Data records:
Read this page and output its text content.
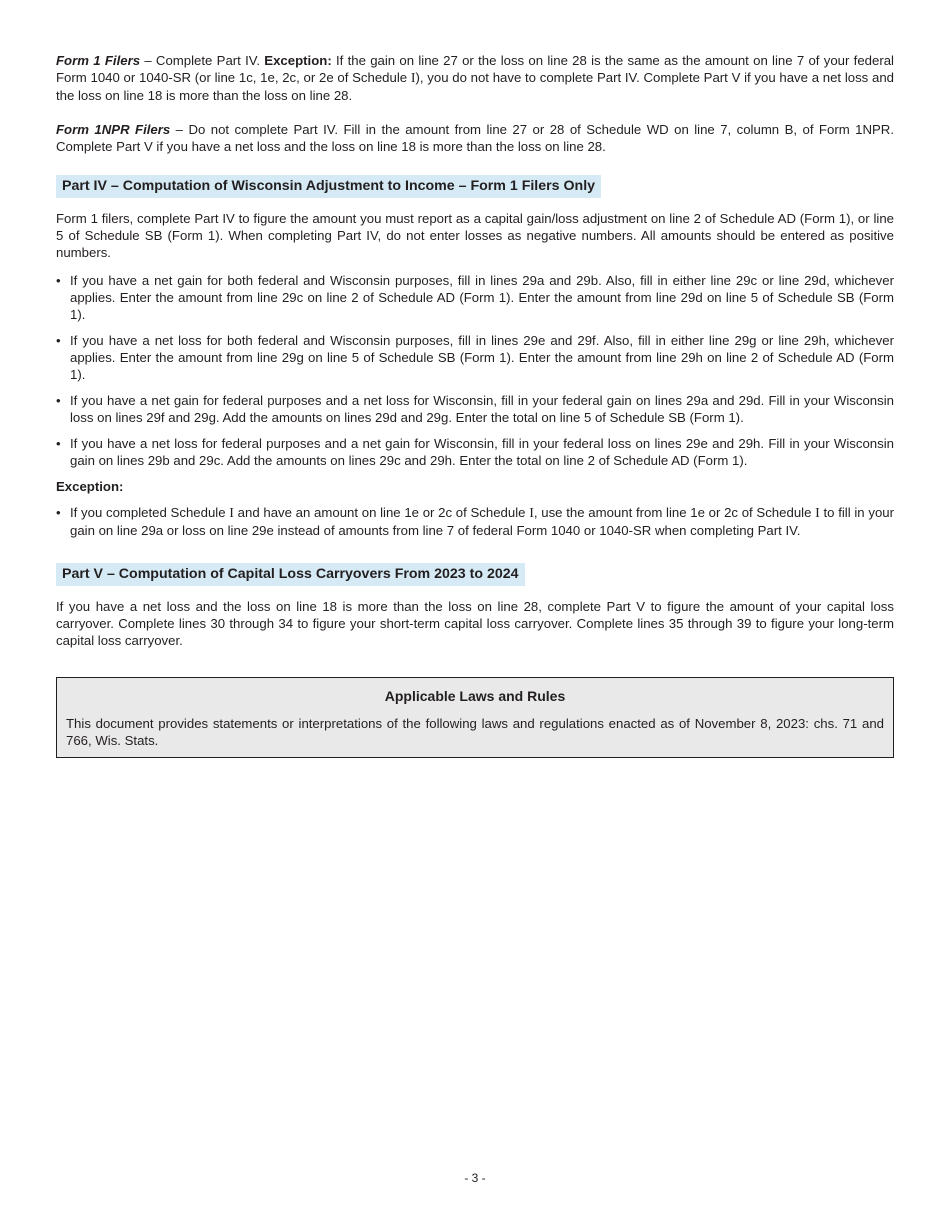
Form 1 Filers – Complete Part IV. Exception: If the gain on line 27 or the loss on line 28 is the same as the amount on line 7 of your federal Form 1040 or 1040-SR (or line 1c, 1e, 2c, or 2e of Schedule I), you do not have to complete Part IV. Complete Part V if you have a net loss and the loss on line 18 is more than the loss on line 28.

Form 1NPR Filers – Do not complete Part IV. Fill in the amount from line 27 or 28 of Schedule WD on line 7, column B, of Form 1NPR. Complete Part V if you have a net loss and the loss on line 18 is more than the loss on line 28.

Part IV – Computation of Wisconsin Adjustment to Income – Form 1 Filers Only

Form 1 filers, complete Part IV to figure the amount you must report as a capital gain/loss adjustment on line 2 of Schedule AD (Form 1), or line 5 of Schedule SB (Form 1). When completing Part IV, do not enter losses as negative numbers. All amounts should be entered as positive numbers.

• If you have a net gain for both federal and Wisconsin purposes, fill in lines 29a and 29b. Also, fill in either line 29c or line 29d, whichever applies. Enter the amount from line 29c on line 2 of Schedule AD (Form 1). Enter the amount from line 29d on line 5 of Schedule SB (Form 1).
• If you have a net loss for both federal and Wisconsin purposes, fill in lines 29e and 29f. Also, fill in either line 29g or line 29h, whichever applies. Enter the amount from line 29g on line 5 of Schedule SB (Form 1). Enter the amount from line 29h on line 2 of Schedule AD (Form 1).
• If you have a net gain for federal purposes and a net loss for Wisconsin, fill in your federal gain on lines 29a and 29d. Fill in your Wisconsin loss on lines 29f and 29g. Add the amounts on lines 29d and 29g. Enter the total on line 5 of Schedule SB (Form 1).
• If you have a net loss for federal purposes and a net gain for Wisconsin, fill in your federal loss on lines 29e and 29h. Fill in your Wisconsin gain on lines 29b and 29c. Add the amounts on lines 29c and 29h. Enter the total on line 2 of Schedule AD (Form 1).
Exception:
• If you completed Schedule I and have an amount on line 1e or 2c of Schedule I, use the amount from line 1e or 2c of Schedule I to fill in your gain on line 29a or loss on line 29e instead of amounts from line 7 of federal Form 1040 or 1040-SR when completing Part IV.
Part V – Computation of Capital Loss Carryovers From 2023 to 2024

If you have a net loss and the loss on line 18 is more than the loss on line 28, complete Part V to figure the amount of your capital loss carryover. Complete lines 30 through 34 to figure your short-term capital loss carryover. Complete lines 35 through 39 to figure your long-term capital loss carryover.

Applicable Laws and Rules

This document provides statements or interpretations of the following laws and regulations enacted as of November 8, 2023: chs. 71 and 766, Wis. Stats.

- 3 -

TASK STATEMENT: The records above must be printed exactly; the pictures stay out.

CORRECT RESPONSE:
Read this page and output its text content.
Form 1 Filers – Complete Part IV. Exception: If the gain on line 27 or the loss on line 28 is the same as the amount on line 7 of your federal Form 1040 or 1040-SR (or line 1c, 1e, 2c, or 2e of Schedule I), you do not have to complete Part IV. Complete Part V if you have a net loss and the loss on line 18 is more than the loss on line 28.

Form 1NPR Filers – Do not complete Part IV. Fill in the amount from line 27 or 28 of Schedule WD on line 7, column B, of Form 1NPR. Complete Part V if you have a net loss and the loss on line 18 is more than the loss on line 28.

Part IV – Computation of Wisconsin Adjustment to Income – Form 1 Filers Only

Form 1 filers, complete Part IV to figure the amount you must report as a capital gain/loss adjustment on line 2 of Schedule AD (Form 1), or line 5 of Schedule SB (Form 1). When completing Part IV, do not enter losses as negative numbers. All amounts should be entered as positive numbers.

• If you have a net gain for both federal and Wisconsin purposes, fill in lines 29a and 29b. Also, fill in either line 29c or line 29d, whichever applies. Enter the amount from line 29c on line 2 of Schedule AD (Form 1). Enter the amount from line 29d on line 5 of Schedule SB (Form 1).
• If you have a net loss for both federal and Wisconsin purposes, fill in lines 29e and 29f. Also, fill in either line 29g or line 29h, whichever applies. Enter the amount from line 29g on line 5 of Schedule SB (Form 1). Enter the amount from line 29h on line 2 of Schedule AD (Form 1).
• If you have a net gain for federal purposes and a net loss for Wisconsin, fill in your federal gain on lines 29a and 29d. Fill in your Wisconsin loss on lines 29f and 29g. Add the amounts on lines 29d and 29g. Enter the total on line 5 of Schedule SB (Form 1).
• If you have a net loss for federal purposes and a net gain for Wisconsin, fill in your federal loss on lines 29e and 29h. Fill in your Wisconsin gain on lines 29b and 29c. Add the amounts on lines 29c and 29h. Enter the total on line 2 of Schedule AD (Form 1).
Exception:
• If you completed Schedule I and have an amount on line 1e or 2c of Schedule I, use the amount from line 1e or 2c of Schedule I to fill in your gain on line 29a or loss on line 29e instead of amounts from line 7 of federal Form 1040 or 1040-SR when completing Part IV.
Part V – Computation of Capital Loss Carryovers From 2023 to 2024

If you have a net loss and the loss on line 18 is more than the loss on line 28, complete Part V to figure the amount of your capital loss carryover. Complete lines 30 through 34 to figure your short-term capital loss carryover. Complete lines 35 through 39 to figure your long-term capital loss carryover.

Applicable Laws and Rules

This document provides statements or interpretations of the following laws and regulations enacted as of November 8, 2023: chs. 71 and 766, Wis. Stats.

- 3 -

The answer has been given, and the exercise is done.